* [THE PROBLEM]
Give all the lines below again, exactly, with no pictures.

::: GIVEN INFORMATION

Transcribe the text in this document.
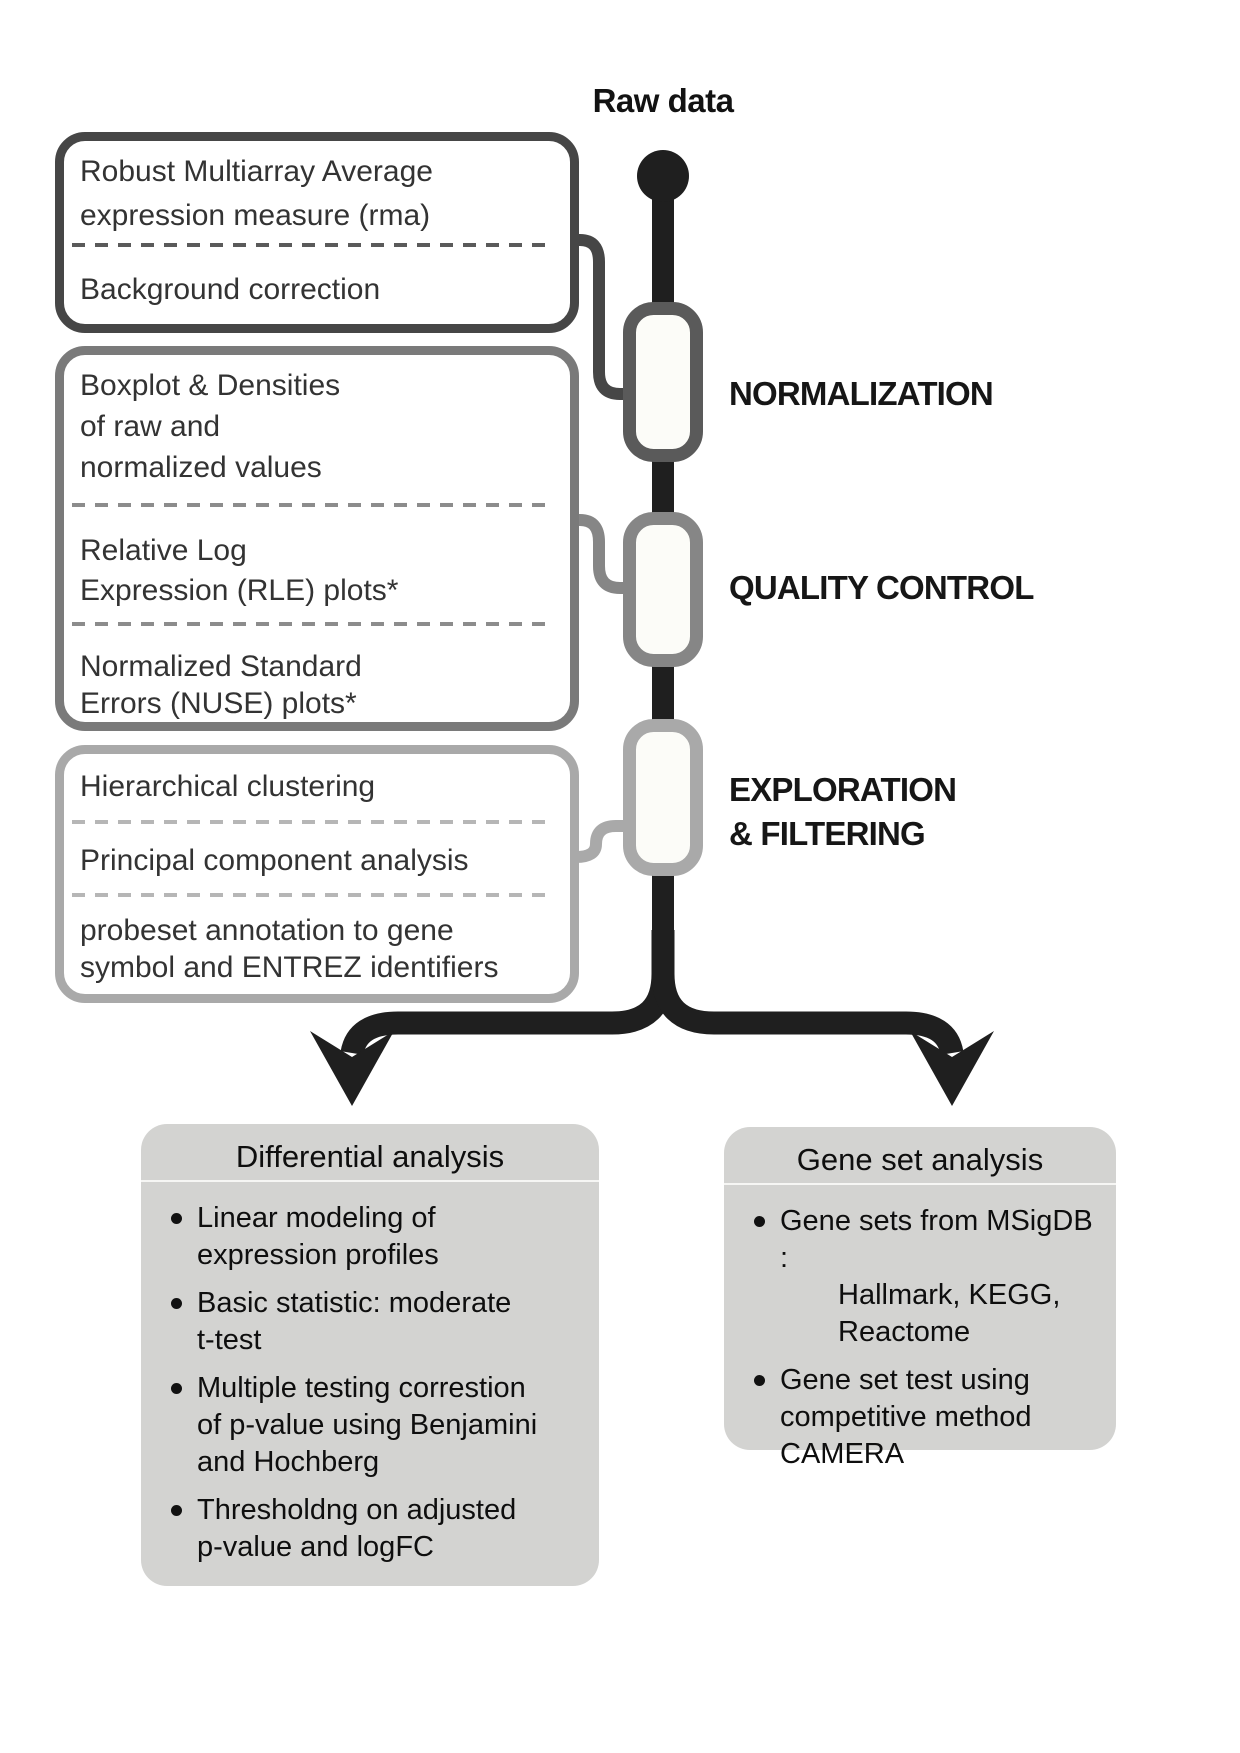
Raw data
Robust Multiarray Average
expression measure (rma)
Background correction
Boxplot & Densities
of raw and
normalized values
Relative Log
Expression (RLE) plots*
Normalized Standard
Errors (NUSE) plots*
Hierarchical clustering
Principal component analysis
probeset annotation to gene
symbol and ENTREZ identifiers
NORMALIZATION
QUALITY CONTROL
EXPLORATION
& FILTERING
Differential analysis
Linear modeling of
expression profiles
Basic statistic: moderate
t-test
Multiple testing correstion
of p-value using Benjamini
and Hochberg
Thresholdng on adjusted
p-value and logFC
Gene set analysis
Gene sets from MSigDB :
Hallmark, KEGG,
Reactome
Gene set test using
competitive method
CAMERA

::::::

* [SOLUTION TO THIS EXERCISE]
Transcribe the text in this document.
Raw data
Robust Multiarray Average
expression measure (rma)
Background correction
Boxplot & Densities
of raw and
normalized values
Relative Log
Expression (RLE) plots*
Normalized Standard
Errors (NUSE) plots*
Hierarchical clustering
Principal component analysis
probeset annotation to gene
symbol and ENTREZ identifiers
NORMALIZATION
QUALITY CONTROL
EXPLORATION
& FILTERING
Differential analysis
Linear modeling of
expression profiles
Basic statistic: moderate
t-test
Multiple testing correstion
of p-value using Benjamini
and Hochberg
Thresholdng on adjusted
p-value and logFC
Gene set analysis
Gene sets from MSigDB :
Hallmark, KEGG,
Reactome
Gene set test using
competitive method
CAMERA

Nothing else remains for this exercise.